- Task description:
Collect each line of the entries that holds the string "current".

- Extracted records:
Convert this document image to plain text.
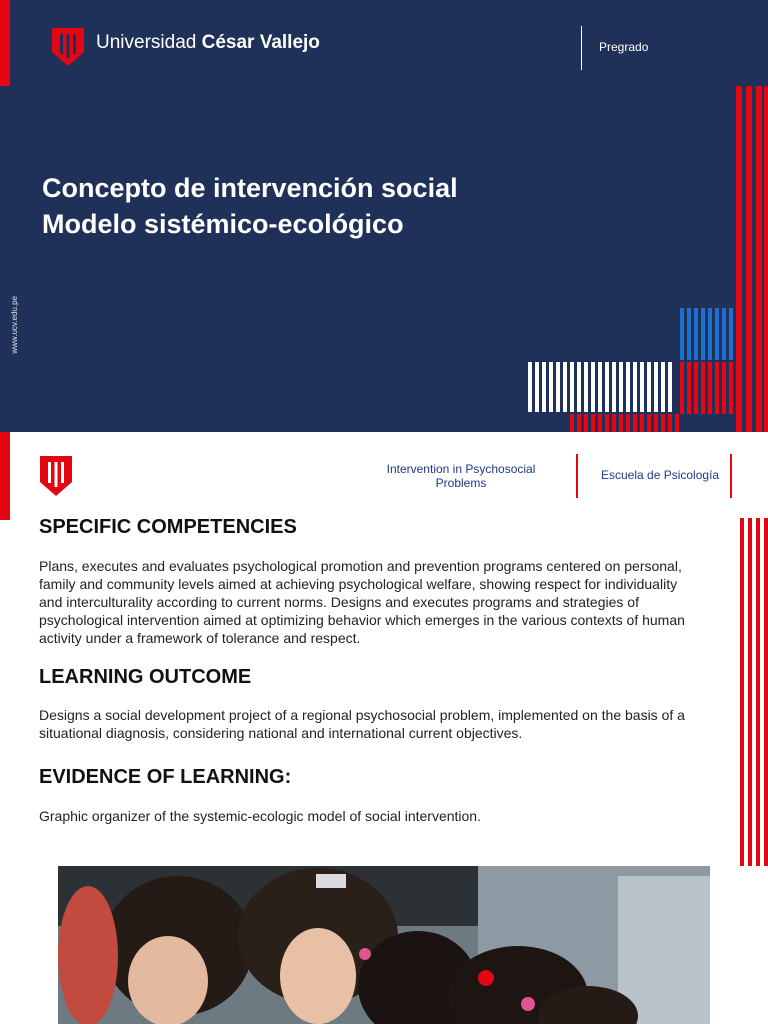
Universidad César Vallejo	Pregrado
Concepto de intervención social
Modelo sistémico-ecológico
www.ucv.edu.pe
Intervention in Psychosocial
Problems
Escuela de Psicología
SPECIFIC COMPETENCIES
Plans, executes and evaluates psychological promotion and prevention programs centered on personal, family and community levels aimed at achieving psychological welfare, showing respect for individuality and interculturality according to current norms. Designs and executes programs and strategies of psychological intervention aimed at optimizing behavior which emerges in the various contexts of human activity under a framework of tolerance and respect.
LEARNING OUTCOME
Designs a social development project of a regional psychosocial problem, implemented on the basis of a situational diagnosis, considering national and international current objectives.
EVIDENCE OF LEARNING:
Graphic organizer of the systemic-ecologic model of social intervention.
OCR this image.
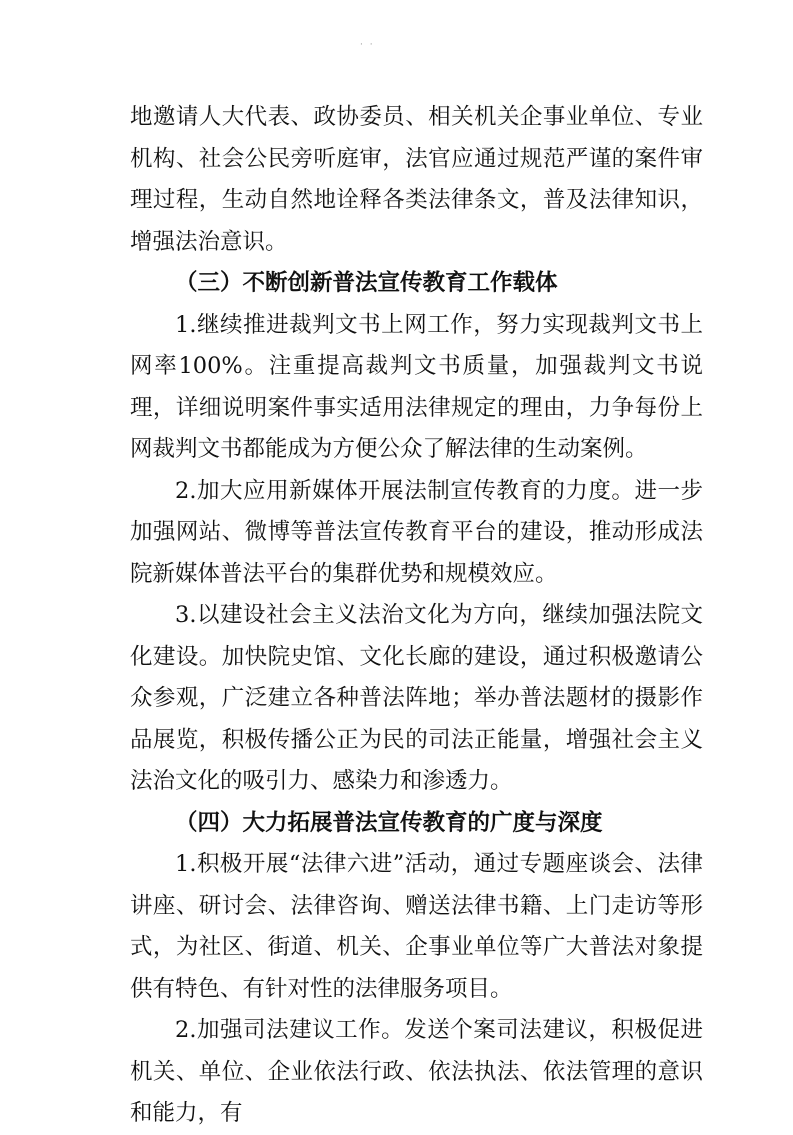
· ·

地邀请人大代表、政协委员、相关机关企事业单位、专业机构、社会公民旁听庭审，法官应通过规范严谨的案件审理过程，生动自然地诠释各类法律条文，普及法律知识，增强法治意识。

（三）不断创新普法宣传教育工作载体

1.继续推进裁判文书上网工作，努力实现裁判文书上网率100%。注重提高裁判文书质量，加强裁判文书说理，详细说明案件事实适用法律规定的理由，力争每份上网裁判文书都能成为方便公众了解法律的生动案例。

2.加大应用新媒体开展法制宣传教育的力度。进一步加强网站、微博等普法宣传教育平台的建设，推动形成法院新媒体普法平台的集群优势和规模效应。

3.以建设社会主义法治文化为方向，继续加强法院文化建设。加快院史馆、文化长廊的建设，通过积极邀请公众参观，广泛建立各种普法阵地；举办普法题材的摄影作品展览，积极传播公正为民的司法正能量，增强社会主义法治文化的吸引力、感染力和渗透力。

（四）大力拓展普法宣传教育的广度与深度

1.积极开展“法律六进”活动，通过专题座谈会、法律讲座、研讨会、法律咨询、赠送法律书籍、上门走访等形式，为社区、街道、机关、企事业单位等广大普法对象提供有特色、有针对性的法律服务项目。

2.加强司法建议工作。发送个案司法建议，积极促进机关、单位、企业依法行政、依法执法、依法管理的意识和能力，有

- The output:
Plans, executes and evaluates psychological promotion and prevention programs centered on personal, family and community levels aimed at achieving psychological welfare, showing respect for individuality and interculturality according to current norms. Designs and executes programs and strategies of psychological intervention aimed at optimizing behavior which emerges in the various contexts of human activity under a framework of tolerance and respect.
Designs a social development project of a regional psychosocial problem, implemented on the basis of a situational diagnosis, considering national and international current objectives.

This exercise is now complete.